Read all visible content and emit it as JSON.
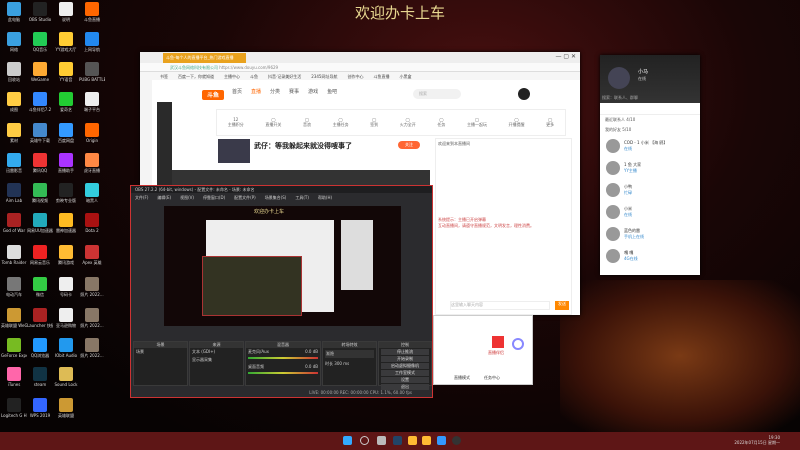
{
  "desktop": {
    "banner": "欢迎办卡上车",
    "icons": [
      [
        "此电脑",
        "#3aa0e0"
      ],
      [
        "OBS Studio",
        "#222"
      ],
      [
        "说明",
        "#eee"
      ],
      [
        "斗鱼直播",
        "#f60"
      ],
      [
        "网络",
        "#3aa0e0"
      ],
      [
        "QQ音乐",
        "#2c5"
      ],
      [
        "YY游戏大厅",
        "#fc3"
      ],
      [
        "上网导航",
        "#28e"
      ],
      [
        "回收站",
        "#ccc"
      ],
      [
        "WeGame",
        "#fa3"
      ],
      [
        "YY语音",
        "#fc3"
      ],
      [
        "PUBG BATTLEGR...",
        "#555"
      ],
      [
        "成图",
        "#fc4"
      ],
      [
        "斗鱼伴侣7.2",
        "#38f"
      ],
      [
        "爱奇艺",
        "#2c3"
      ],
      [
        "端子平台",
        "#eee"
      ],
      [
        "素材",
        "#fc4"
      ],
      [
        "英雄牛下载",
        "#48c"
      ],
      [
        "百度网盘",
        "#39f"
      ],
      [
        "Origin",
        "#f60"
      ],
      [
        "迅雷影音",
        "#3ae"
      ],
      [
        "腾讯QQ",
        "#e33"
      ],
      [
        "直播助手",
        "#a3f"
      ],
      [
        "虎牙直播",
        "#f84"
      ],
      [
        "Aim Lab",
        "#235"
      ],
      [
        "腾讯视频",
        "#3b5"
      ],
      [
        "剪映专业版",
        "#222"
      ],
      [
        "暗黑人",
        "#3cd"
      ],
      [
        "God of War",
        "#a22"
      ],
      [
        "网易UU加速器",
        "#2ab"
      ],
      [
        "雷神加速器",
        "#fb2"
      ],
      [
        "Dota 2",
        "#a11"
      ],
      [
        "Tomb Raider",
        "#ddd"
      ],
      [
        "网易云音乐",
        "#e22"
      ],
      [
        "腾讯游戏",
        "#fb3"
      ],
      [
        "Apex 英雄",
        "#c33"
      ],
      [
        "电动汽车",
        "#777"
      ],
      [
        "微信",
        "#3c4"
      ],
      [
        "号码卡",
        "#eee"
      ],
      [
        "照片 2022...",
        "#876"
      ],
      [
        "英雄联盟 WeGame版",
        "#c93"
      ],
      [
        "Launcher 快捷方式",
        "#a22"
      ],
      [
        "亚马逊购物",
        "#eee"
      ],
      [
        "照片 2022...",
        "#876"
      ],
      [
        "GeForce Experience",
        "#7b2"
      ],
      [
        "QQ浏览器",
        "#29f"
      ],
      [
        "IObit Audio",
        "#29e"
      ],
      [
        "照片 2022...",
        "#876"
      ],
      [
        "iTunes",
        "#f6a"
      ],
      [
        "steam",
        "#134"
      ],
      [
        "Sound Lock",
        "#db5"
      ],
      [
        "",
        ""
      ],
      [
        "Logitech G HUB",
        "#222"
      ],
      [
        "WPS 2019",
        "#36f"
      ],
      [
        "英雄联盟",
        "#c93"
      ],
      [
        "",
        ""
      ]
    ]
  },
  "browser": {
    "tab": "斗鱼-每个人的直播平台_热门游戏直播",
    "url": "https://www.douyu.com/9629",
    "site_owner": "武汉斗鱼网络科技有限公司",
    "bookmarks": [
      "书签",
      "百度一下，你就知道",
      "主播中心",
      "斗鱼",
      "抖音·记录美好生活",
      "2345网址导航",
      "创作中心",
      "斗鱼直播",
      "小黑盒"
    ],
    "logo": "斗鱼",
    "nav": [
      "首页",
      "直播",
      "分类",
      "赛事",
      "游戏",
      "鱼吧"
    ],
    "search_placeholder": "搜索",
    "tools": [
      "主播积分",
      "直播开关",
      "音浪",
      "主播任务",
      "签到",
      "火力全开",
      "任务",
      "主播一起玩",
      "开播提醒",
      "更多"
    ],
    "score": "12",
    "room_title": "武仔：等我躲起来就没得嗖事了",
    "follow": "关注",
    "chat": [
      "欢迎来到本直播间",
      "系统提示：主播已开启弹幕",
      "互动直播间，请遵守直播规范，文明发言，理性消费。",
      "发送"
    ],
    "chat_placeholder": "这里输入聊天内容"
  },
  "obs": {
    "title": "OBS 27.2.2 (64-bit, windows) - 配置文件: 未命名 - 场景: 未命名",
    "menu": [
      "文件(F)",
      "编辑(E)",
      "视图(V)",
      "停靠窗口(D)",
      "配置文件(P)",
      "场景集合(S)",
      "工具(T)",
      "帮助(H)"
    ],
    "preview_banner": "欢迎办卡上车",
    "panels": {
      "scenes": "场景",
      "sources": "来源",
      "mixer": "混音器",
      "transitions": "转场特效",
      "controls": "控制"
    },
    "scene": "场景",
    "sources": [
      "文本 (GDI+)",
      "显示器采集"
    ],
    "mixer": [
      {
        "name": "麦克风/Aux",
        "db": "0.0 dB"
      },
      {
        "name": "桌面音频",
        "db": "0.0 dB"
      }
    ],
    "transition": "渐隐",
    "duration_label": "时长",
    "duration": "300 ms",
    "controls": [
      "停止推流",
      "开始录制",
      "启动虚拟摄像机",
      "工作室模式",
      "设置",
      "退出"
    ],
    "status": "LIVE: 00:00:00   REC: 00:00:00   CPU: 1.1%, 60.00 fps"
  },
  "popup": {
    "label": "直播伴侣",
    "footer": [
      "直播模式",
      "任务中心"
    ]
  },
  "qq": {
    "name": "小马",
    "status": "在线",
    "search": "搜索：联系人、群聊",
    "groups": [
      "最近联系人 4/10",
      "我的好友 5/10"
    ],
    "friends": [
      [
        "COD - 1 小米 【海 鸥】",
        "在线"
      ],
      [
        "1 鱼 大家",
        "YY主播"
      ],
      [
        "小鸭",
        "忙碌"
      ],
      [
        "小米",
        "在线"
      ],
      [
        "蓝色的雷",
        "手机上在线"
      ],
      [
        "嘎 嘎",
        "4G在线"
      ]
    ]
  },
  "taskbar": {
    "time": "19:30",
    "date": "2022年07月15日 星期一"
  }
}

· · ·

■ **Stated goal**:
Give only the number of lines in the entries above that hold the string "status".

■ **Exercise solution**:
2